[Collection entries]
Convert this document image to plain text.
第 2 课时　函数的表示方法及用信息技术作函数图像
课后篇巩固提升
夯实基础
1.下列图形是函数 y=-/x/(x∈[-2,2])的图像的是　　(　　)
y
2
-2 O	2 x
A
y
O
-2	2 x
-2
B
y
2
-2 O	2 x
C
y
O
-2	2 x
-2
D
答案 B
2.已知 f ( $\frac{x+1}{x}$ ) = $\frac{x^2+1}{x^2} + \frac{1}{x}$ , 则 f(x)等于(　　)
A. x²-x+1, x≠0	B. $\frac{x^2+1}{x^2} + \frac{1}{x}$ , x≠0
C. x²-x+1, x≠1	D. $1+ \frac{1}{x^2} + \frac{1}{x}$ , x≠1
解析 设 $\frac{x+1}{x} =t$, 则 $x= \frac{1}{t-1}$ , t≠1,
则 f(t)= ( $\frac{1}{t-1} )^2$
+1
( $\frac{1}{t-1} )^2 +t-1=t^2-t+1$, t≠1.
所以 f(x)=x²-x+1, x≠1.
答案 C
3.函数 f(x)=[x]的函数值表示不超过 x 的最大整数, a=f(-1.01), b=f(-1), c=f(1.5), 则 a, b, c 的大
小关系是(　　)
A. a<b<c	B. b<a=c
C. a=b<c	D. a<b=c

Exercise instructions: Please repeat all the records above exactly as they appear.

Complete output:
Convert this document image to plain text.
第 2 课时　函数的表示方法及用信息技术作函数图像
课后篇巩固提升
夯实基础
1.下列图形是函数 y=-/x/(x∈[-2,2])的图像的是　　(　　)
y
2
-2 O	2 x
A
y
O
-2	2 x
-2
B
y
2
-2 O	2 x
C
y
O
-2	2 x
-2
D
答案 B
2.已知 f ( $\frac{x+1}{x}$ ) = $\frac{x^2+1}{x^2} + \frac{1}{x}$ , 则 f(x)等于(　　)
A. x²-x+1, x≠0	B. $\frac{x^2+1}{x^2} + \frac{1}{x}$ , x≠0
C. x²-x+1, x≠1	D. $1+ \frac{1}{x^2} + \frac{1}{x}$ , x≠1
解析 设 $\frac{x+1}{x} =t$, 则 $x= \frac{1}{t-1}$ , t≠1,
则 f(t)= ( $\frac{1}{t-1} )^2$
+1
( $\frac{1}{t-1} )^2 +t-1=t^2-t+1$, t≠1.
所以 f(x)=x²-x+1, x≠1.
答案 C
3.函数 f(x)=[x]的函数值表示不超过 x 的最大整数, a=f(-1.01), b=f(-1), c=f(1.5), 则 a, b, c 的大
小关系是(　　)
A. a<b<c	B. b<a=c
C. a=b<c	D. a<b=c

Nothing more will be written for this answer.